START Supplied records
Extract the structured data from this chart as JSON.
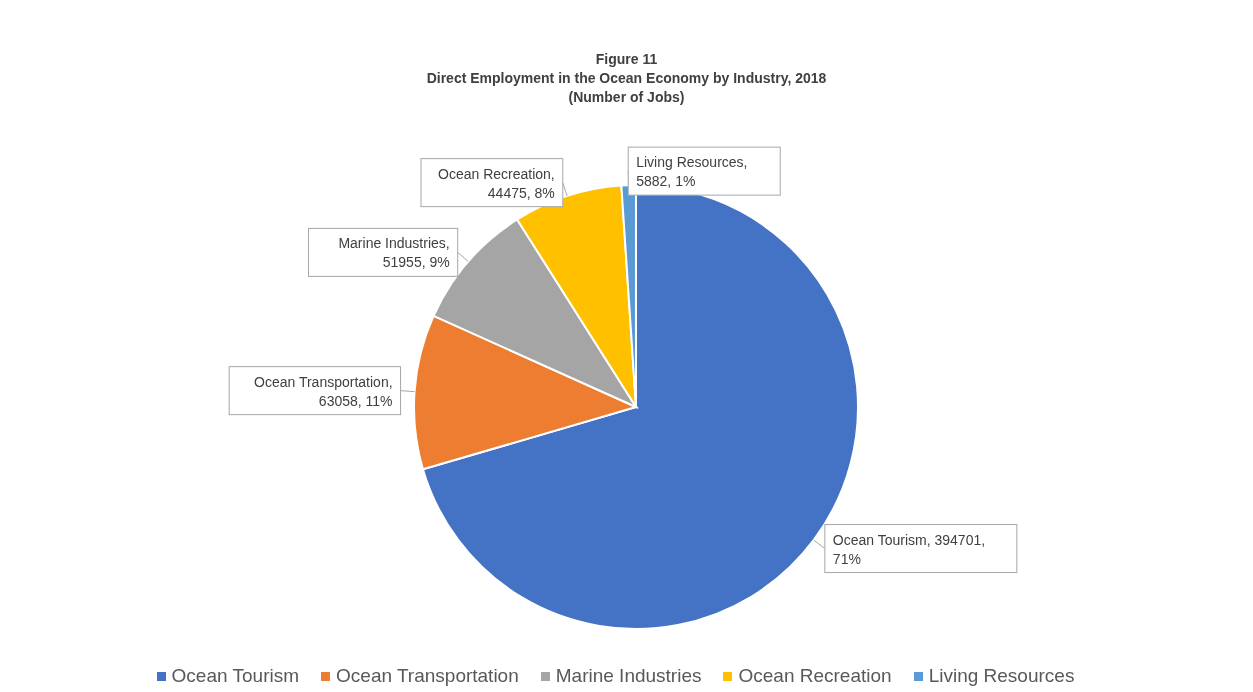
{
  "chart_data": {
    "type": "pie",
    "title": "Figure 11",
    "subtitle": "Direct Employment in the Ocean Economy by Industry, 2018\n(Number of Jobs)",
    "categories": [
      "Ocean Tourism",
      "Ocean Transportation",
      "Marine Industries",
      "Ocean Recreation",
      "Living Resources"
    ],
    "values": [
      394701,
      63058,
      51955,
      44475,
      5882
    ],
    "colors": [
      "#4472c4",
      "#ed7d31",
      "#a5a5a5",
      "#ffc000",
      "#5b9bd5"
    ],
    "value_labels": [
      "Ocean Tourism, 394701, 71%",
      "Ocean Transportation, 63058, 11%",
      "Marine Industries, 51955, 9%",
      "Ocean Recreation, 44475, 8%",
      "Living Resources, 5882, 1%"
    ],
    "legend": "bottom"
  }
}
END Supplied records
Copy the whole of the material above exactly, but not its images.

Extract the structured data from this chart as JSON.
{
  "chart_data": {
    "type": "pie",
    "title": "Figure 11",
    "subtitle": "Direct Employment in the Ocean Economy by Industry, 2018\n(Number of Jobs)",
    "categories": [
      "Ocean Tourism",
      "Ocean Transportation",
      "Marine Industries",
      "Ocean Recreation",
      "Living Resources"
    ],
    "values": [
      394701,
      63058,
      51955,
      44475,
      5882
    ],
    "colors": [
      "#4472c4",
      "#ed7d31",
      "#a5a5a5",
      "#ffc000",
      "#5b9bd5"
    ],
    "value_labels": [
      "Ocean Tourism, 394701, 71%",
      "Ocean Transportation, 63058, 11%",
      "Marine Industries, 51955, 9%",
      "Ocean Recreation, 44475, 8%",
      "Living Resources, 5882, 1%"
    ],
    "legend": "bottom"
  }
}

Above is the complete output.